[Dataset rows]
• • • • • • •

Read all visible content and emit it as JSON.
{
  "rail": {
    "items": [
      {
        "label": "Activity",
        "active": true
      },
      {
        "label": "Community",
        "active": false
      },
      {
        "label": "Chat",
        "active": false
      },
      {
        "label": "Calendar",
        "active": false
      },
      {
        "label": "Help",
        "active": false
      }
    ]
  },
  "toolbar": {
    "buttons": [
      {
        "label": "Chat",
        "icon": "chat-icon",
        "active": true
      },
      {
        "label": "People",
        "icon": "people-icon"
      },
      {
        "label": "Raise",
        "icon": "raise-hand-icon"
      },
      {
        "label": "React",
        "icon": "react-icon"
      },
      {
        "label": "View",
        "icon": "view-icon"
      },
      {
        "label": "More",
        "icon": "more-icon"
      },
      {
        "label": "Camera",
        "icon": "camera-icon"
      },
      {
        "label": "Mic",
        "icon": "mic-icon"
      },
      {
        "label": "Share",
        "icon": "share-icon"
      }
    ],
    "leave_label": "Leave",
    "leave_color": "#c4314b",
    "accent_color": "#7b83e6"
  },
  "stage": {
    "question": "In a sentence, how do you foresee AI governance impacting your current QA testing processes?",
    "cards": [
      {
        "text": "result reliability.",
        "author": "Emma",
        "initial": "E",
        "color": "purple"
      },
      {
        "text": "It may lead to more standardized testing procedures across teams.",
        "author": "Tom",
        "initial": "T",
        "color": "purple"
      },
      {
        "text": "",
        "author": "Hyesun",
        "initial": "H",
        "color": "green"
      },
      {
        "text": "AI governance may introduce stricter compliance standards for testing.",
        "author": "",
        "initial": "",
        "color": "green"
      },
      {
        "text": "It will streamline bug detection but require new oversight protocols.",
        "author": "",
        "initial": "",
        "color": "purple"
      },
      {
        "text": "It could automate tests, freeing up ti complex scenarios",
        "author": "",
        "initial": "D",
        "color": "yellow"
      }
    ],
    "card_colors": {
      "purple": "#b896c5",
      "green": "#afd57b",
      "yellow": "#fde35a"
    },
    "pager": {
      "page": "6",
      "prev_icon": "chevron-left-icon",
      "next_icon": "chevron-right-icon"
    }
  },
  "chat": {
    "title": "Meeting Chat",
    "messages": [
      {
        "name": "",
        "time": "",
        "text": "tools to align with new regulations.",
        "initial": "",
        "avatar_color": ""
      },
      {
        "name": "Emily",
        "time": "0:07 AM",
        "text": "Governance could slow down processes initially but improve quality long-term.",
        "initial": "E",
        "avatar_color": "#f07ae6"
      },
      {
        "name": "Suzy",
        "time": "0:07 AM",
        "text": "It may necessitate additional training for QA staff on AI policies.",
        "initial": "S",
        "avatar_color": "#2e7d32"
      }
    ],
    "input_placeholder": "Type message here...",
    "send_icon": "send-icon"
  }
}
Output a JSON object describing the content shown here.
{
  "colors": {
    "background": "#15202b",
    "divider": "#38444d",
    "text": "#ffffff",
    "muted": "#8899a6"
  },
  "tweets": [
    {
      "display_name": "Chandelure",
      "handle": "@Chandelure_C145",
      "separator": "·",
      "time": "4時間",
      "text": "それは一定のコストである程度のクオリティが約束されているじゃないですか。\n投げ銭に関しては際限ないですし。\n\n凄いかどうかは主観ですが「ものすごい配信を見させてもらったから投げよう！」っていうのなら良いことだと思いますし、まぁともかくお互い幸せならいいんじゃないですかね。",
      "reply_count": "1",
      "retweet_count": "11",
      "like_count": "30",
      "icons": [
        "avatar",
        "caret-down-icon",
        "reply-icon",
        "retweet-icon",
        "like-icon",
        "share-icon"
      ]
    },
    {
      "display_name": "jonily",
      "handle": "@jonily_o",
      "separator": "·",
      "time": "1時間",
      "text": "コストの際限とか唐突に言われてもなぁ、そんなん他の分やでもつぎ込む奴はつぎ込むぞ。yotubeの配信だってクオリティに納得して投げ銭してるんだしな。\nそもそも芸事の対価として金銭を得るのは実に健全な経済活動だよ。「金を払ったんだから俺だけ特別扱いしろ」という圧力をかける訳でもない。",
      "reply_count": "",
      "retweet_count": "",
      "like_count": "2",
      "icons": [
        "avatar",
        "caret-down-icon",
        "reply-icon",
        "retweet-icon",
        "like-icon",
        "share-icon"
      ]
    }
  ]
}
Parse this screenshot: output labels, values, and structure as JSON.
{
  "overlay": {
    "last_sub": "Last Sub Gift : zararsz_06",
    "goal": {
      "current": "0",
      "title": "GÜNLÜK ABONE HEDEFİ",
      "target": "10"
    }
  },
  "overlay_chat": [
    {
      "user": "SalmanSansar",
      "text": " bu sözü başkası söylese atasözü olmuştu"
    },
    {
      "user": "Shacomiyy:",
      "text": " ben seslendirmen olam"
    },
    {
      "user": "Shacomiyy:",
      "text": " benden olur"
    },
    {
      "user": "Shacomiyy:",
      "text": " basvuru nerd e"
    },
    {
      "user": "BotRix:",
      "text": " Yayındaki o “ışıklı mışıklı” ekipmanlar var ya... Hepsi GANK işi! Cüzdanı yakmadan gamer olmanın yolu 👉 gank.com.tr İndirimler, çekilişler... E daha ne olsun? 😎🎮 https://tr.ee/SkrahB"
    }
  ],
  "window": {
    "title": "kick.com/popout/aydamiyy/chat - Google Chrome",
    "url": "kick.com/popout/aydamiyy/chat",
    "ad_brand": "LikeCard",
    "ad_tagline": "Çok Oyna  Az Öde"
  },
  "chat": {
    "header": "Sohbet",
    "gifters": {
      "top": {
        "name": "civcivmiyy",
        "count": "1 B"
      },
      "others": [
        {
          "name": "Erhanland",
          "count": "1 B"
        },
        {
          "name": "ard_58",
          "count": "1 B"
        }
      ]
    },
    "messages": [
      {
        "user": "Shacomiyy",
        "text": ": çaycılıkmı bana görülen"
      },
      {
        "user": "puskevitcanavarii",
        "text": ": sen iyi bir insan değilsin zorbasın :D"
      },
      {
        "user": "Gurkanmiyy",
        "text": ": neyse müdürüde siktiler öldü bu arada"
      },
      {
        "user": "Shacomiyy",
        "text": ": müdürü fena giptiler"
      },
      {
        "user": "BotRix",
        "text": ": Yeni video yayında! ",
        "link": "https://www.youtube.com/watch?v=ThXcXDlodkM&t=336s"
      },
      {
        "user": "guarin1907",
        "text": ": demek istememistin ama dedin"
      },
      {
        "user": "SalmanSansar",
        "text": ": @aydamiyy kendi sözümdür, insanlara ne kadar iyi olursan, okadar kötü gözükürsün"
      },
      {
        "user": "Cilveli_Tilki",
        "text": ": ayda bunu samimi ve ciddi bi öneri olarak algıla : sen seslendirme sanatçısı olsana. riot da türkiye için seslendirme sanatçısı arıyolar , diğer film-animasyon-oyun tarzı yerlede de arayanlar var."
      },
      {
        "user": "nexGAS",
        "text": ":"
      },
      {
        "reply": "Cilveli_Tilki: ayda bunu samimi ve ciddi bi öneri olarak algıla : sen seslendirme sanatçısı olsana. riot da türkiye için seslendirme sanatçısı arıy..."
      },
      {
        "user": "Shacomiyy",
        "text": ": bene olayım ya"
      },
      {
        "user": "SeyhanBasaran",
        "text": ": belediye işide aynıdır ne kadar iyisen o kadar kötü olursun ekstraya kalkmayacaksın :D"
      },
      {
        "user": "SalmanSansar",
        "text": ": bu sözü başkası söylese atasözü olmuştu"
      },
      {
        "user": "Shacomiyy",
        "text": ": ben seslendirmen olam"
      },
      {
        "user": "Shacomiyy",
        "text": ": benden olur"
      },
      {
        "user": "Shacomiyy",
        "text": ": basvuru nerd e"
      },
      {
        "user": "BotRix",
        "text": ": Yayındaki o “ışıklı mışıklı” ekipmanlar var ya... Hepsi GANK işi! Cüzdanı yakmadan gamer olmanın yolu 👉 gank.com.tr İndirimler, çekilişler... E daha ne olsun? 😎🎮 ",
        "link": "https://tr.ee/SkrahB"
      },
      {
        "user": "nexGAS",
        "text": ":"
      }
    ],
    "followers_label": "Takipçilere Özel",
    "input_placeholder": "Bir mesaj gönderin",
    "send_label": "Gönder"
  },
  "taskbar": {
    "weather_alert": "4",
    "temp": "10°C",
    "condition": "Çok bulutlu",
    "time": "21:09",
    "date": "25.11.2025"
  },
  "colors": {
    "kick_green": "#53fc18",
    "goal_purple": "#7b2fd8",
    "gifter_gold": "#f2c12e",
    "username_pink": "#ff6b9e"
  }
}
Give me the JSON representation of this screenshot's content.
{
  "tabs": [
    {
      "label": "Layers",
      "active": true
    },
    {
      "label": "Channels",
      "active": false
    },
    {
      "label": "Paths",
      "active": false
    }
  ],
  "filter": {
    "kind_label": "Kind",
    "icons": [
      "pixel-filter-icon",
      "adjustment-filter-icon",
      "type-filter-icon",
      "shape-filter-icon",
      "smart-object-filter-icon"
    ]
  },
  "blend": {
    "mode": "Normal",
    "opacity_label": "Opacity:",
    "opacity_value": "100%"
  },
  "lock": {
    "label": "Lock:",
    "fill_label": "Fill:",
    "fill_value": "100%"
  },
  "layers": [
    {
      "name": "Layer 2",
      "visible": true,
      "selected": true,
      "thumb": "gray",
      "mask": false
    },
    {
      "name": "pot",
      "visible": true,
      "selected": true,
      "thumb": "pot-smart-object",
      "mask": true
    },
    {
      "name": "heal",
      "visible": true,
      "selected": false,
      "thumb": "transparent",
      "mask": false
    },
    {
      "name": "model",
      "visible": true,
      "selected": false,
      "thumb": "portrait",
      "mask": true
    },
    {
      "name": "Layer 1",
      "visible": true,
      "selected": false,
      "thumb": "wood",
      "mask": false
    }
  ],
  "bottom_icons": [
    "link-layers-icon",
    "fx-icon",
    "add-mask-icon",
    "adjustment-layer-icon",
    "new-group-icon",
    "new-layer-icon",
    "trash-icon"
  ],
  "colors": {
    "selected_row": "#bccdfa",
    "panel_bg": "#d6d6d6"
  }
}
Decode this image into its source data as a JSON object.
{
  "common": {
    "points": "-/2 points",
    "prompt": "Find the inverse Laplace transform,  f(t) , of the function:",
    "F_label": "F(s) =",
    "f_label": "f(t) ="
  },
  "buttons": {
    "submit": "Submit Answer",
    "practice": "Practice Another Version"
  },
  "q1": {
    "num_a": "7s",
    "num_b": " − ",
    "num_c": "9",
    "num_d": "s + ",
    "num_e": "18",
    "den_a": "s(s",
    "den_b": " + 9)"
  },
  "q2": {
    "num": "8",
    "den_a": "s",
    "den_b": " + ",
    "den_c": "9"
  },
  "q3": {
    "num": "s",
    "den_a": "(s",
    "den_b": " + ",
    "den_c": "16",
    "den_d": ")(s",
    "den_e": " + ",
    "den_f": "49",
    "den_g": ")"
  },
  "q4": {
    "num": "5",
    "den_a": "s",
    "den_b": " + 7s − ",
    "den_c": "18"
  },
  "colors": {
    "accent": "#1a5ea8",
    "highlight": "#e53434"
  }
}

• • • • • • •

**Problem requirements**
Read through the lines above and collect those that contain the string "processes".

**Output of the task**
    "question": "In a sentence, how do you foresee AI governance impacting your current QA testing processes?",
        "text": "Governance could slow down processes initially but improve quality long-term.",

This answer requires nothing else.